(Items listed in a dataset)
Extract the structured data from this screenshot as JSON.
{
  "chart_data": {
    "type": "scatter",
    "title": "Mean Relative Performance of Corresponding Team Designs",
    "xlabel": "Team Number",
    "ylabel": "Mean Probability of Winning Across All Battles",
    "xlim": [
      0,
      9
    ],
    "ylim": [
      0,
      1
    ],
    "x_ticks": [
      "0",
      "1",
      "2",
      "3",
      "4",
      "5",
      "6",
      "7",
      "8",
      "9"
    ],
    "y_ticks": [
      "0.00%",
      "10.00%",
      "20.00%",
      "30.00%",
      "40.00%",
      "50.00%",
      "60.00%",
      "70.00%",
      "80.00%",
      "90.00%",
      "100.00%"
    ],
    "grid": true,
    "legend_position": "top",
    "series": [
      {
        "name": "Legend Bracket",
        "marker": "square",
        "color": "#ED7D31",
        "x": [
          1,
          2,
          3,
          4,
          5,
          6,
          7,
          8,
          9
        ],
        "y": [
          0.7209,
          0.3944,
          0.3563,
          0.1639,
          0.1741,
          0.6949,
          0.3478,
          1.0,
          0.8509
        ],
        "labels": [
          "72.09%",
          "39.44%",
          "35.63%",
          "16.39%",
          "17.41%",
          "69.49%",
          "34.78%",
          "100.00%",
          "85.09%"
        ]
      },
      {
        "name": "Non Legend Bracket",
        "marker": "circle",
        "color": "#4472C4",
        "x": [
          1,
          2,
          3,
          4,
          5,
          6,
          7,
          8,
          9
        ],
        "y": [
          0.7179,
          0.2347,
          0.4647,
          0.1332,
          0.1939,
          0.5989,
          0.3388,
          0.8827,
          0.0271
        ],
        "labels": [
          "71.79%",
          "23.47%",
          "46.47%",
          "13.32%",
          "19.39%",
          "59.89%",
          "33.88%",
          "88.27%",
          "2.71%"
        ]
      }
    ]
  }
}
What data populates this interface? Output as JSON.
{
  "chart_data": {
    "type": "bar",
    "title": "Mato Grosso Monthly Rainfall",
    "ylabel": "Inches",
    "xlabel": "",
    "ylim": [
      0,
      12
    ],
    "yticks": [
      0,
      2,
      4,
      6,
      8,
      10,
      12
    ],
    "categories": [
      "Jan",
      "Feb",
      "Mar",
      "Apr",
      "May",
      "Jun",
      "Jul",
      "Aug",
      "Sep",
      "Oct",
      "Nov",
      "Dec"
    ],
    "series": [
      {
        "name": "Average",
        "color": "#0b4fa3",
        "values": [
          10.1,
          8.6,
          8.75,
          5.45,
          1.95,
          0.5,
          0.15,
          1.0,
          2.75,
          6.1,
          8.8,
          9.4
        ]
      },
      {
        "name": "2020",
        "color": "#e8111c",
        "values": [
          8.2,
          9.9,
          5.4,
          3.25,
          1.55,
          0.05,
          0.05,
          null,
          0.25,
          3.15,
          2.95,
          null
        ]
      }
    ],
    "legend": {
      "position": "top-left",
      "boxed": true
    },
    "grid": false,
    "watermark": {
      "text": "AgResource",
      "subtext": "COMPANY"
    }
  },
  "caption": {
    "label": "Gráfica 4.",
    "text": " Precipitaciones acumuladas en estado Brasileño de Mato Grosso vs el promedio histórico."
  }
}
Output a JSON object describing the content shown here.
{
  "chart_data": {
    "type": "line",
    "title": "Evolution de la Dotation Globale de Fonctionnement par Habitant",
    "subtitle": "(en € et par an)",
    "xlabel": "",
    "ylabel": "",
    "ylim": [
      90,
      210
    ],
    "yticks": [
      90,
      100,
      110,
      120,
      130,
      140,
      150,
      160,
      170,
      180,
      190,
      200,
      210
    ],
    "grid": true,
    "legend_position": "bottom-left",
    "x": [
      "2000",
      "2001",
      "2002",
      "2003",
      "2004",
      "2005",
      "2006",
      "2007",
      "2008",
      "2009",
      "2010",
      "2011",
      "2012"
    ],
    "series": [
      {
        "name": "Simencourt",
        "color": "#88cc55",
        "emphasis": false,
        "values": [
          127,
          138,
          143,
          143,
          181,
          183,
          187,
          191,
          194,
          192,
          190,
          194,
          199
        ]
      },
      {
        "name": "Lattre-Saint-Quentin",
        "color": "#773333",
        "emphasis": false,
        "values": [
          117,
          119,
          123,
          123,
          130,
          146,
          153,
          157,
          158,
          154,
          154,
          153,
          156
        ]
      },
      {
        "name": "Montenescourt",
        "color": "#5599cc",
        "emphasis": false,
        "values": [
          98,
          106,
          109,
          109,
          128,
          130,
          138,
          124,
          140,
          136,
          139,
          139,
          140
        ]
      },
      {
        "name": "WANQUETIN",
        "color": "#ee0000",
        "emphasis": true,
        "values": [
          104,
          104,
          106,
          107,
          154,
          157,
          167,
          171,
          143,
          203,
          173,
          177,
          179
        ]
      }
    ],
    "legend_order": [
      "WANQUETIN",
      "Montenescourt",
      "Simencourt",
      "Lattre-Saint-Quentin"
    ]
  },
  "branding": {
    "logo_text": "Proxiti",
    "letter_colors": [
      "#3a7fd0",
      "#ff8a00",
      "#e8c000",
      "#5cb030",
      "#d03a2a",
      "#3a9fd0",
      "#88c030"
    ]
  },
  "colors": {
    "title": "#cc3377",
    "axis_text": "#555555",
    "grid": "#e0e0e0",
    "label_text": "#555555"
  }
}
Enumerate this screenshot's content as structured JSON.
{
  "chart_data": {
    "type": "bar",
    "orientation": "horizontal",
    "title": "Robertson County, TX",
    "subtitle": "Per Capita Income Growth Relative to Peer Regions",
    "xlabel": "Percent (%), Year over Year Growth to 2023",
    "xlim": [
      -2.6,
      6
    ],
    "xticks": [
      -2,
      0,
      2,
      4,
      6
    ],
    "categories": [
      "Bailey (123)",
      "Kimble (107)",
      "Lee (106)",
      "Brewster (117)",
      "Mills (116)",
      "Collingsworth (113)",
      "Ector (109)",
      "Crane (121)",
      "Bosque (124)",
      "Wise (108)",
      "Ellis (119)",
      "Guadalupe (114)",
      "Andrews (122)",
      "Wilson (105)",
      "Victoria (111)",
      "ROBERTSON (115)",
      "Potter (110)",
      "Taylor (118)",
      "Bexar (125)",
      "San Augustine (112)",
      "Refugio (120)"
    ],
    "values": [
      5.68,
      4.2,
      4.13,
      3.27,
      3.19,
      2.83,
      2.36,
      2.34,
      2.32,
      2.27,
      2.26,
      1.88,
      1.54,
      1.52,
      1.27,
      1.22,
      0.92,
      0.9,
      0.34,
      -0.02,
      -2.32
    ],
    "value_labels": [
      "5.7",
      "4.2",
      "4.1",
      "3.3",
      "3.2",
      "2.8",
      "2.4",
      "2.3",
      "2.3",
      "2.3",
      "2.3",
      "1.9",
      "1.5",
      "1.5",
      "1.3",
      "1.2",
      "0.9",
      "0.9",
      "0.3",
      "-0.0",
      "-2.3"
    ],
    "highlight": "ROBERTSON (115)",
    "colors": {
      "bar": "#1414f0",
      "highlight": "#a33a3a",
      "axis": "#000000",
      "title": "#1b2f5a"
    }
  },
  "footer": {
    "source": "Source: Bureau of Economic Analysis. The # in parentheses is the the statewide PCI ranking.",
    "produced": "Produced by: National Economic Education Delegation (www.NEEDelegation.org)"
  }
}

## Work to complete
Extract each entry in full and write it down exactly.

## Task answer
Extract the structured data from this screenshot as JSON.
{
  "chart_data": {
    "type": "scatter",
    "title": "Mean Relative Performance of Corresponding Team Designs",
    "xlabel": "Team Number",
    "ylabel": "Mean Probability of Winning Across All Battles",
    "xlim": [
      0,
      9
    ],
    "ylim": [
      0,
      1
    ],
    "x_ticks": [
      "0",
      "1",
      "2",
      "3",
      "4",
      "5",
      "6",
      "7",
      "8",
      "9"
    ],
    "y_ticks": [
      "0.00%",
      "10.00%",
      "20.00%",
      "30.00%",
      "40.00%",
      "50.00%",
      "60.00%",
      "70.00%",
      "80.00%",
      "90.00%",
      "100.00%"
    ],
    "grid": true,
    "legend_position": "top",
    "series": [
      {
        "name": "Legend Bracket",
        "marker": "square",
        "color": "#ED7D31",
        "x": [
          1,
          2,
          3,
          4,
          5,
          6,
          7,
          8,
          9
        ],
        "y": [
          0.7209,
          0.3944,
          0.3563,
          0.1639,
          0.1741,
          0.6949,
          0.3478,
          1.0,
          0.8509
        ],
        "labels": [
          "72.09%",
          "39.44%",
          "35.63%",
          "16.39%",
          "17.41%",
          "69.49%",
          "34.78%",
          "100.00%",
          "85.09%"
        ]
      },
      {
        "name": "Non Legend Bracket",
        "marker": "circle",
        "color": "#4472C4",
        "x": [
          1,
          2,
          3,
          4,
          5,
          6,
          7,
          8,
          9
        ],
        "y": [
          0.7179,
          0.2347,
          0.4647,
          0.1332,
          0.1939,
          0.5989,
          0.3388,
          0.8827,
          0.0271
        ],
        "labels": [
          "71.79%",
          "23.47%",
          "46.47%",
          "13.32%",
          "19.39%",
          "59.89%",
          "33.88%",
          "88.27%",
          "2.71%"
        ]
      }
    ]
  }
}
What data populates this interface? Output as JSON.
{
  "chart_data": {
    "type": "bar",
    "title": "Mato Grosso Monthly Rainfall",
    "ylabel": "Inches",
    "xlabel": "",
    "ylim": [
      0,
      12
    ],
    "yticks": [
      0,
      2,
      4,
      6,
      8,
      10,
      12
    ],
    "categories": [
      "Jan",
      "Feb",
      "Mar",
      "Apr",
      "May",
      "Jun",
      "Jul",
      "Aug",
      "Sep",
      "Oct",
      "Nov",
      "Dec"
    ],
    "series": [
      {
        "name": "Average",
        "color": "#0b4fa3",
        "values": [
          10.1,
          8.6,
          8.75,
          5.45,
          1.95,
          0.5,
          0.15,
          1.0,
          2.75,
          6.1,
          8.8,
          9.4
        ]
      },
      {
        "name": "2020",
        "color": "#e8111c",
        "values": [
          8.2,
          9.9,
          5.4,
          3.25,
          1.55,
          0.05,
          0.05,
          null,
          0.25,
          3.15,
          2.95,
          null
        ]
      }
    ],
    "legend": {
      "position": "top-left",
      "boxed": true
    },
    "grid": false,
    "watermark": {
      "text": "AgResource",
      "subtext": "COMPANY"
    }
  },
  "caption": {
    "label": "Gráfica 4.",
    "text": " Precipitaciones acumuladas en estado Brasileño de Mato Grosso vs el promedio histórico."
  }
}
Output a JSON object describing the content shown here.
{
  "chart_data": {
    "type": "line",
    "title": "Evolution de la Dotation Globale de Fonctionnement par Habitant",
    "subtitle": "(en € et par an)",
    "xlabel": "",
    "ylabel": "",
    "ylim": [
      90,
      210
    ],
    "yticks": [
      90,
      100,
      110,
      120,
      130,
      140,
      150,
      160,
      170,
      180,
      190,
      200,
      210
    ],
    "grid": true,
    "legend_position": "bottom-left",
    "x": [
      "2000",
      "2001",
      "2002",
      "2003",
      "2004",
      "2005",
      "2006",
      "2007",
      "2008",
      "2009",
      "2010",
      "2011",
      "2012"
    ],
    "series": [
      {
        "name": "Simencourt",
        "color": "#88cc55",
        "emphasis": false,
        "values": [
          127,
          138,
          143,
          143,
          181,
          183,
          187,
          191,
          194,
          192,
          190,
          194,
          199
        ]
      },
      {
        "name": "Lattre-Saint-Quentin",
        "color": "#773333",
        "emphasis": false,
        "values": [
          117,
          119,
          123,
          123,
          130,
          146,
          153,
          157,
          158,
          154,
          154,
          153,
          156
        ]
      },
      {
        "name": "Montenescourt",
        "color": "#5599cc",
        "emphasis": false,
        "values": [
          98,
          106,
          109,
          109,
          128,
          130,
          138,
          124,
          140,
          136,
          139,
          139,
          140
        ]
      },
      {
        "name": "WANQUETIN",
        "color": "#ee0000",
        "emphasis": true,
        "values": [
          104,
          104,
          106,
          107,
          154,
          157,
          167,
          171,
          143,
          203,
          173,
          177,
          179
        ]
      }
    ],
    "legend_order": [
      "WANQUETIN",
      "Montenescourt",
      "Simencourt",
      "Lattre-Saint-Quentin"
    ]
  },
  "branding": {
    "logo_text": "Proxiti",
    "letter_colors": [
      "#3a7fd0",
      "#ff8a00",
      "#e8c000",
      "#5cb030",
      "#d03a2a",
      "#3a9fd0",
      "#88c030"
    ]
  },
  "colors": {
    "title": "#cc3377",
    "axis_text": "#555555",
    "grid": "#e0e0e0",
    "label_text": "#555555"
  }
}
Enumerate this screenshot's content as structured JSON.
{
  "chart_data": {
    "type": "bar",
    "orientation": "horizontal",
    "title": "Robertson County, TX",
    "subtitle": "Per Capita Income Growth Relative to Peer Regions",
    "xlabel": "Percent (%), Year over Year Growth to 2023",
    "xlim": [
      -2.6,
      6
    ],
    "xticks": [
      -2,
      0,
      2,
      4,
      6
    ],
    "categories": [
      "Bailey (123)",
      "Kimble (107)",
      "Lee (106)",
      "Brewster (117)",
      "Mills (116)",
      "Collingsworth (113)",
      "Ector (109)",
      "Crane (121)",
      "Bosque (124)",
      "Wise (108)",
      "Ellis (119)",
      "Guadalupe (114)",
      "Andrews (122)",
      "Wilson (105)",
      "Victoria (111)",
      "ROBERTSON (115)",
      "Potter (110)",
      "Taylor (118)",
      "Bexar (125)",
      "San Augustine (112)",
      "Refugio (120)"
    ],
    "values": [
      5.68,
      4.2,
      4.13,
      3.27,
      3.19,
      2.83,
      2.36,
      2.34,
      2.32,
      2.27,
      2.26,
      1.88,
      1.54,
      1.52,
      1.27,
      1.22,
      0.92,
      0.9,
      0.34,
      -0.02,
      -2.32
    ],
    "value_labels": [
      "5.7",
      "4.2",
      "4.1",
      "3.3",
      "3.2",
      "2.8",
      "2.4",
      "2.3",
      "2.3",
      "2.3",
      "2.3",
      "1.9",
      "1.5",
      "1.5",
      "1.3",
      "1.2",
      "0.9",
      "0.9",
      "0.3",
      "-0.0",
      "-2.3"
    ],
    "highlight": "ROBERTSON (115)",
    "colors": {
      "bar": "#1414f0",
      "highlight": "#a33a3a",
      "axis": "#000000",
      "title": "#1b2f5a"
    }
  },
  "footer": {
    "source": "Source: Bureau of Economic Analysis. The # in parentheses is the the statewide PCI ranking.",
    "produced": "Produced by: National Economic Education Delegation (www.NEEDelegation.org)"
  }
}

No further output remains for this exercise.